# Data excerpts
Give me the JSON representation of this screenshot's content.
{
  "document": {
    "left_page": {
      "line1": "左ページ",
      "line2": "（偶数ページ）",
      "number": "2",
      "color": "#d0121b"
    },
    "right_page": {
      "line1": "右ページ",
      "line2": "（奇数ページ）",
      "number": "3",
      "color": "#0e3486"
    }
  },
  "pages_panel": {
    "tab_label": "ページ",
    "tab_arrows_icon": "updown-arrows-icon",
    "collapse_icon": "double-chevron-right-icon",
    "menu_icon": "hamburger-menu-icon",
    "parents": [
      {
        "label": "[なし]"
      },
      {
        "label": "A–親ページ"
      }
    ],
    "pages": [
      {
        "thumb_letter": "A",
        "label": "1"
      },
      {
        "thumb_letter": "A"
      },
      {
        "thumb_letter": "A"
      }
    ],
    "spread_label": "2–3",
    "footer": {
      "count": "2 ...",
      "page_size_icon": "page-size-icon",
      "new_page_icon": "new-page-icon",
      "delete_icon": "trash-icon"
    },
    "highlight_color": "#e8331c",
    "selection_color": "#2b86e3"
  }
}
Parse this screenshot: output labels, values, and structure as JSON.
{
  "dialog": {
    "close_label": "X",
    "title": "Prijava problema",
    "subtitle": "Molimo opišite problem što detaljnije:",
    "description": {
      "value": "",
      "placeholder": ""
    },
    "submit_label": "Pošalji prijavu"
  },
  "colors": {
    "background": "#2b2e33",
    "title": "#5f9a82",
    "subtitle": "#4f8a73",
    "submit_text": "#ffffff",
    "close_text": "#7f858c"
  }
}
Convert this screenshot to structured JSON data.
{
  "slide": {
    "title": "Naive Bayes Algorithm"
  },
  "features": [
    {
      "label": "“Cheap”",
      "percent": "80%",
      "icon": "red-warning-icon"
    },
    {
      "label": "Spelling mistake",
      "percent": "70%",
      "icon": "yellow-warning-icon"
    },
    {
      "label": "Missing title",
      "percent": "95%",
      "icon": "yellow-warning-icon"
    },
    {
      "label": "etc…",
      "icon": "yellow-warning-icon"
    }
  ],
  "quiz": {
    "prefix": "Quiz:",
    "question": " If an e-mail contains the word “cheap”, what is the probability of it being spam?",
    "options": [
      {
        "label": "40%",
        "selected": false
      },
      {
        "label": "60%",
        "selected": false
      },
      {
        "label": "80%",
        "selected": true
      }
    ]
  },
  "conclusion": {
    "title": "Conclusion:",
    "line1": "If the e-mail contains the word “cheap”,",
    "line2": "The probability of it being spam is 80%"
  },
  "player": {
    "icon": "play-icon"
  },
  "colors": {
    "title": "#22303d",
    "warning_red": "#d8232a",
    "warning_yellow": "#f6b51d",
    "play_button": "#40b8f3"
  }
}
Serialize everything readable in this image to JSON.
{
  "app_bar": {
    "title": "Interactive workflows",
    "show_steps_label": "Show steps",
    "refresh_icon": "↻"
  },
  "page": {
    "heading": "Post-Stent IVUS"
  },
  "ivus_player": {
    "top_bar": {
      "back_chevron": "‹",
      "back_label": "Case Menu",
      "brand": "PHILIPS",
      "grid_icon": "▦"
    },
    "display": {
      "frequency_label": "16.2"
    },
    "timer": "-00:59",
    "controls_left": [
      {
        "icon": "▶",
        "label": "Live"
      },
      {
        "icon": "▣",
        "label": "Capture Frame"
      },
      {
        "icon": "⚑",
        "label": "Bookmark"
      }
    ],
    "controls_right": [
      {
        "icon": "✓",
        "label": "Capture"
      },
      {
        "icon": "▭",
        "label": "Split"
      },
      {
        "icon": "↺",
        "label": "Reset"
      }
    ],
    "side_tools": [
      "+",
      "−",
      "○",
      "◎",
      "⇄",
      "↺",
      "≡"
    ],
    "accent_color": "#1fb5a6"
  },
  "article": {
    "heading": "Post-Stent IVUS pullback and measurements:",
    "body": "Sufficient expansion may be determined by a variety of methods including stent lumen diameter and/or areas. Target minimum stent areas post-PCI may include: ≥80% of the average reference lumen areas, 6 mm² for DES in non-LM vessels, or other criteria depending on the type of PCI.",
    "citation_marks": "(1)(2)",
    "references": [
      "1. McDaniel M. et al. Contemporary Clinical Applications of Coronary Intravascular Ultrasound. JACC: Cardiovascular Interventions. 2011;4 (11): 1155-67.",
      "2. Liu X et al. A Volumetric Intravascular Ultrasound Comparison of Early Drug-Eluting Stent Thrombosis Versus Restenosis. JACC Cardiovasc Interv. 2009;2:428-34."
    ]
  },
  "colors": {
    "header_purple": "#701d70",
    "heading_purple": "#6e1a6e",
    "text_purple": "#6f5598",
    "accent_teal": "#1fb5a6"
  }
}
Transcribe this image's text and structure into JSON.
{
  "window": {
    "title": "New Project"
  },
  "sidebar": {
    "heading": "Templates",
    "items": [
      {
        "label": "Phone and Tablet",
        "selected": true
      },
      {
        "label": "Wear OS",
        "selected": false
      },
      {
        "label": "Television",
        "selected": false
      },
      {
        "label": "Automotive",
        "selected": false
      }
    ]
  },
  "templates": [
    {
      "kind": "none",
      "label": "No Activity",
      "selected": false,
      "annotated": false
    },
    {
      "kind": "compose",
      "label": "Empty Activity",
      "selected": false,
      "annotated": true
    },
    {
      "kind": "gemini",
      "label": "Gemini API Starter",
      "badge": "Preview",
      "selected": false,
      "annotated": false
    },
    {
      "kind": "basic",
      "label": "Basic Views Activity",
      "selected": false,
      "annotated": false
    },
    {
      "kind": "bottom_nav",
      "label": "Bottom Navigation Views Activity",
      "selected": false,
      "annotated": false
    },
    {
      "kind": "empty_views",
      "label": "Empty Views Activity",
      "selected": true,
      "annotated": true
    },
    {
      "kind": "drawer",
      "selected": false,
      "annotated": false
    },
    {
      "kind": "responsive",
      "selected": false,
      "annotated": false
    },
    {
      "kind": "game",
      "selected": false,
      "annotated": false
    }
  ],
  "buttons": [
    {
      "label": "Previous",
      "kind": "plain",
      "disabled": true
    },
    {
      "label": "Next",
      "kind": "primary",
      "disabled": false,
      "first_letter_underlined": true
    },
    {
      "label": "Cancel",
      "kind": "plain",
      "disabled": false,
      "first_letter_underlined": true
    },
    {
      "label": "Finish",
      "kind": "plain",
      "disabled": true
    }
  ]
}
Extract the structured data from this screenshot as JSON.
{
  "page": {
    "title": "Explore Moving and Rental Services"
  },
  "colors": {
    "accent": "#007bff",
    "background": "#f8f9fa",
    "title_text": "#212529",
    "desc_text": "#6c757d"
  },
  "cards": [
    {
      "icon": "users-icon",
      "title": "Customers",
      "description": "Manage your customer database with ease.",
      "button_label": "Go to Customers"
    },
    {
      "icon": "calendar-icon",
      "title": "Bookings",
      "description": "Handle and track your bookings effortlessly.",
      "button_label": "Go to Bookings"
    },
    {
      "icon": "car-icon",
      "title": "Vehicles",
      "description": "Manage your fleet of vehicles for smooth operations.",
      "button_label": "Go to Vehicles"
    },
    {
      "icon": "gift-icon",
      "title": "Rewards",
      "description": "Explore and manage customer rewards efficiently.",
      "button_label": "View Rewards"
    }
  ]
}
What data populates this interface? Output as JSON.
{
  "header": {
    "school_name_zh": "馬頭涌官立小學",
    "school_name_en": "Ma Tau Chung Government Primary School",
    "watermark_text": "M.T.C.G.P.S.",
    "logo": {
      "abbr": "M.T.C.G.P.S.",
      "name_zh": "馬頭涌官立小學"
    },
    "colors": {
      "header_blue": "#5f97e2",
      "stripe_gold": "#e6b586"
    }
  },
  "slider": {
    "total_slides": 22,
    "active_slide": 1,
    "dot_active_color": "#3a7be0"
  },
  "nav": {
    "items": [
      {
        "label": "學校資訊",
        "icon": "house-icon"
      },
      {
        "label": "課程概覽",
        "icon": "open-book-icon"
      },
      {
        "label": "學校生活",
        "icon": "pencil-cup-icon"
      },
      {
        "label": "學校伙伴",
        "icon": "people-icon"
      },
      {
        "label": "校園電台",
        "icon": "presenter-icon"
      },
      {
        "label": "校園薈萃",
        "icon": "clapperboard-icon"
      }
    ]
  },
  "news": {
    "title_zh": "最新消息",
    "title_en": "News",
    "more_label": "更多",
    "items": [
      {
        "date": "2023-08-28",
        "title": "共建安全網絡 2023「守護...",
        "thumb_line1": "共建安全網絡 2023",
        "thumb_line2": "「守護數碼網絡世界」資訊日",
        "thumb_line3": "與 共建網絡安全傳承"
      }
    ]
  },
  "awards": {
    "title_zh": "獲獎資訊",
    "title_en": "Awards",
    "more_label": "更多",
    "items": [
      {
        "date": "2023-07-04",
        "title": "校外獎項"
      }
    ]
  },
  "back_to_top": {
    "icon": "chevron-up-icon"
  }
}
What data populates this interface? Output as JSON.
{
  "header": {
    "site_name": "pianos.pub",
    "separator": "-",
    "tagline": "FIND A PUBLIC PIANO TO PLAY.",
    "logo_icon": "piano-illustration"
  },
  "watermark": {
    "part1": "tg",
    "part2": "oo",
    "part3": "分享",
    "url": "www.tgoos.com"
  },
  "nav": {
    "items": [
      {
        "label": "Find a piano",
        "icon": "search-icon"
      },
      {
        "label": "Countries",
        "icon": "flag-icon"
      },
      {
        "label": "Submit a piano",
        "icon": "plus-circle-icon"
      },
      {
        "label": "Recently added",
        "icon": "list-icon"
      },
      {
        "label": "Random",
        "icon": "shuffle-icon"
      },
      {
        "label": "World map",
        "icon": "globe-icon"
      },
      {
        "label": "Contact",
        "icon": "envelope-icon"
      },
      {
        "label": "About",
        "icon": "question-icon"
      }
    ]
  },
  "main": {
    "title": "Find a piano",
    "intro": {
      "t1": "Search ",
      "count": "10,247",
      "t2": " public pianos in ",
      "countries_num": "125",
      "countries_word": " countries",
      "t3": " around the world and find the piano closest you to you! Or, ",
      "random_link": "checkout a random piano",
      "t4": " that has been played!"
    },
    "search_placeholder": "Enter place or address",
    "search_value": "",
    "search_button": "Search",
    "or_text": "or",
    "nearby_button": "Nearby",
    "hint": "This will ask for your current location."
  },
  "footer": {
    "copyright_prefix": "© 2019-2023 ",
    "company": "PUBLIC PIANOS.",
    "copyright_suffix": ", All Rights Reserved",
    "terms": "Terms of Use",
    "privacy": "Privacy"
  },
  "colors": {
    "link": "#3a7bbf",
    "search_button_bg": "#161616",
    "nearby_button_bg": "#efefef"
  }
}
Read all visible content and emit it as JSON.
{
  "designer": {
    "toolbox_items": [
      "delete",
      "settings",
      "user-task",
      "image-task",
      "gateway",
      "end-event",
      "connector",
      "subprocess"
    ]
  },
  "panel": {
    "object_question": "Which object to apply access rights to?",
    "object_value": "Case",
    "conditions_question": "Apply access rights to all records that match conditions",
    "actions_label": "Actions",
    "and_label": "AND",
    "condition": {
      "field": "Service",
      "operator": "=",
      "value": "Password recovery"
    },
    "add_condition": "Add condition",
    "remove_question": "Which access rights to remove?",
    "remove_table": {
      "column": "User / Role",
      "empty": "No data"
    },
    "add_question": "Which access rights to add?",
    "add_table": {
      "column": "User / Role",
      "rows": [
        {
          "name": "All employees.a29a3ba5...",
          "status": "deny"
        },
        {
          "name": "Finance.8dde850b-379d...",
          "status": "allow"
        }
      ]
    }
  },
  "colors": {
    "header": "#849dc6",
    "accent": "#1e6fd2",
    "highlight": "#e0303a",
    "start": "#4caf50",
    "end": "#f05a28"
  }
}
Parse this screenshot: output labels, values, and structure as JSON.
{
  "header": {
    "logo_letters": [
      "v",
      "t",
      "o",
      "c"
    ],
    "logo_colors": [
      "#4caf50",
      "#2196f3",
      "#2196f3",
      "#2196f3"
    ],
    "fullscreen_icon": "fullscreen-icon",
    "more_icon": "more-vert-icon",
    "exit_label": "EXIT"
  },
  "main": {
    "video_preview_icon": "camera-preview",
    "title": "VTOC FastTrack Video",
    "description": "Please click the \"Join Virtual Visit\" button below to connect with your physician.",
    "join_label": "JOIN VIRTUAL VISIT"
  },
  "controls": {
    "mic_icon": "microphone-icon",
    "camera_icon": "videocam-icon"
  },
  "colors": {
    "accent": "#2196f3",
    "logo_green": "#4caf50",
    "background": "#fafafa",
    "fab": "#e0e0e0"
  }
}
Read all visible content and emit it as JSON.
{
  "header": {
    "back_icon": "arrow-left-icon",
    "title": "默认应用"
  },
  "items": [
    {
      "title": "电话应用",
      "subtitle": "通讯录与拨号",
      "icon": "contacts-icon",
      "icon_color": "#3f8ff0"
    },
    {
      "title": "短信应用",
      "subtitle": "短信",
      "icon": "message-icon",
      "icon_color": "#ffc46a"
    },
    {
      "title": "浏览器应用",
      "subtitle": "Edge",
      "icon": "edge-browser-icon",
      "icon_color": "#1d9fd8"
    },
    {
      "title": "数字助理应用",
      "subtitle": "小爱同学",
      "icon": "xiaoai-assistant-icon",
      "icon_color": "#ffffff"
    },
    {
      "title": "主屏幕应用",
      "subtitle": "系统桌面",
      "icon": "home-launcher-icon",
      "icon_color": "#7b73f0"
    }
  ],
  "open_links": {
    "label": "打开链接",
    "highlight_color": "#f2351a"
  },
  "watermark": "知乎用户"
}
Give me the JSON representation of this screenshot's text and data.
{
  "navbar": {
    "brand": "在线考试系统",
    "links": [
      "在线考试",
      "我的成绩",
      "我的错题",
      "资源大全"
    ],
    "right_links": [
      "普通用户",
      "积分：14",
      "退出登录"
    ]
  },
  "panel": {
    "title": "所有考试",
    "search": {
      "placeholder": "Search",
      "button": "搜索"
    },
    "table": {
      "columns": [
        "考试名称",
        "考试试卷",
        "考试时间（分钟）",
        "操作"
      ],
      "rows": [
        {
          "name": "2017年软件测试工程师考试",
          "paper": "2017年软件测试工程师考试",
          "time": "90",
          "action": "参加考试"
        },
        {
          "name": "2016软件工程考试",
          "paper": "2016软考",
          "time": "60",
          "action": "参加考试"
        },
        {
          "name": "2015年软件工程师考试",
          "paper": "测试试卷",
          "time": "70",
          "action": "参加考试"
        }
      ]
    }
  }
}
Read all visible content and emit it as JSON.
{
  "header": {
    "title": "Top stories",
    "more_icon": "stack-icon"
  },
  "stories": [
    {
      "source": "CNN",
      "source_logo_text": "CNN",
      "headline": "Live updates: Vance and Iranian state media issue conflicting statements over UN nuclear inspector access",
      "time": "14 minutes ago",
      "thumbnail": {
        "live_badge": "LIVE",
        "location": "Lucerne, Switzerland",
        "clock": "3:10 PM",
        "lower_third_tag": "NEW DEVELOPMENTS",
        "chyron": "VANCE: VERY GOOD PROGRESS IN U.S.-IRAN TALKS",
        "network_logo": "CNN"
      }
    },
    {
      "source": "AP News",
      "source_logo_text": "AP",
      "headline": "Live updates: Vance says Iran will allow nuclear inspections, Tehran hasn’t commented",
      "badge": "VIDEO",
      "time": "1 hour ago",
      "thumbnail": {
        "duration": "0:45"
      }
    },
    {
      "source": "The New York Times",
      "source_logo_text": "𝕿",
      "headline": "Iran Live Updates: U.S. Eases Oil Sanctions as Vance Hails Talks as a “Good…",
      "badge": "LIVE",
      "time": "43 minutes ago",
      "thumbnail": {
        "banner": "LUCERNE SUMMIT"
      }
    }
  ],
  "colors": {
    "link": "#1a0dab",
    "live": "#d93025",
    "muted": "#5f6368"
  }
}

# Aim of the task
Extract every line of the records above that contains the word "Intravascular".

# Written answer
      "1. McDaniel M. et al. Contemporary Clinical Applications of Coronary Intravascular Ultrasound. JACC: Cardiovascular Interventions. 2011;4 (11): 1155-67.",
      "2. Liu X et al. A Volumetric Intravascular Ultrasound Comparison of Early Drug-Eluting Stent Thrombosis Versus Restenosis. JACC Cardiovasc Interv. 2009;2:428-34."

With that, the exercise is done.